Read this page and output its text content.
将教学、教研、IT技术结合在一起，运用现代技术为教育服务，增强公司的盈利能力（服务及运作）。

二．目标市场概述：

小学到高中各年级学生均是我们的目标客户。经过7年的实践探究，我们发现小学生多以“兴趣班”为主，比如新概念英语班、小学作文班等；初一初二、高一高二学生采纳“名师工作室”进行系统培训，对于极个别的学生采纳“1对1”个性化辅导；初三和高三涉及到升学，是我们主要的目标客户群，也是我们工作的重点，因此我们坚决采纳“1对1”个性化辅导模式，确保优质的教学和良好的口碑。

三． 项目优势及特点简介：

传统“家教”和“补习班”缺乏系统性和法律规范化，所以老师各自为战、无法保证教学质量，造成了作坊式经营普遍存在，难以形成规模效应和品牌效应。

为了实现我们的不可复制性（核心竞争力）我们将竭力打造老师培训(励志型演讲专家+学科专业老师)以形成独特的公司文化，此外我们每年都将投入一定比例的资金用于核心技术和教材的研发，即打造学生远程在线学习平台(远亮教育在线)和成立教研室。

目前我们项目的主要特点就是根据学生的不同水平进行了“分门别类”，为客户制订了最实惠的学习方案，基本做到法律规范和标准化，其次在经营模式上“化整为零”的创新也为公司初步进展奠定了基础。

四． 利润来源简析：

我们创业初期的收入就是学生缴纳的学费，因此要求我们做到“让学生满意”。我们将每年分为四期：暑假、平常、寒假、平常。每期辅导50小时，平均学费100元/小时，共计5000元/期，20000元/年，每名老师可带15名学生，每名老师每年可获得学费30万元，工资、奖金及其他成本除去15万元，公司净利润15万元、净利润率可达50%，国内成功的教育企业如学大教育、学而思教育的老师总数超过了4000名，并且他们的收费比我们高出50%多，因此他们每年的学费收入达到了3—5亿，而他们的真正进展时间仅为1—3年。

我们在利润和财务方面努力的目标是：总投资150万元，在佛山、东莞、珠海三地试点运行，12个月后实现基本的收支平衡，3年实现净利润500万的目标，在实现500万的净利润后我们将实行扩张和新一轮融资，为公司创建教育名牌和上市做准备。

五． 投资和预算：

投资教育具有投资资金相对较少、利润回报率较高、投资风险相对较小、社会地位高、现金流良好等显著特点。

#####

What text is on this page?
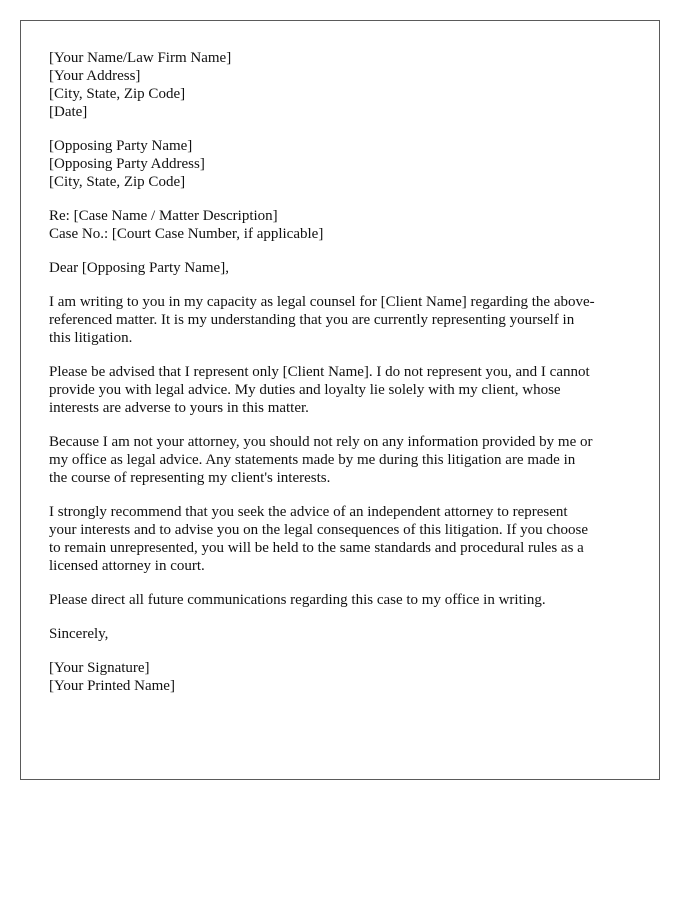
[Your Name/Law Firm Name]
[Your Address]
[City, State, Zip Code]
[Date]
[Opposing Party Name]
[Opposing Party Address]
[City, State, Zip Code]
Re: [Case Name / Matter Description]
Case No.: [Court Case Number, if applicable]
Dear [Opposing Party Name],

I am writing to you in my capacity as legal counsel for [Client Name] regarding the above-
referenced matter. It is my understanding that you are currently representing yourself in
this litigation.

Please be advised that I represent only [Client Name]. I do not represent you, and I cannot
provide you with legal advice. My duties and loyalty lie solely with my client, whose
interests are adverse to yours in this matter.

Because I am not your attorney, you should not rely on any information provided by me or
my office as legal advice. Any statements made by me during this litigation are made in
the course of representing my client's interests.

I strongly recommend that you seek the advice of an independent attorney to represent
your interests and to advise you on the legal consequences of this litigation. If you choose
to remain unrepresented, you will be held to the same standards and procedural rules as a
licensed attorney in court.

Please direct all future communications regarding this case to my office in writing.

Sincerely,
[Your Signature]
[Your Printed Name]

#####

Work to complete: Filter the records for lines holding the string "representing". Copy each one.

Solved problem:
referenced matter. It is my understanding that you are currently representing yourself in
the course of representing my client's interests.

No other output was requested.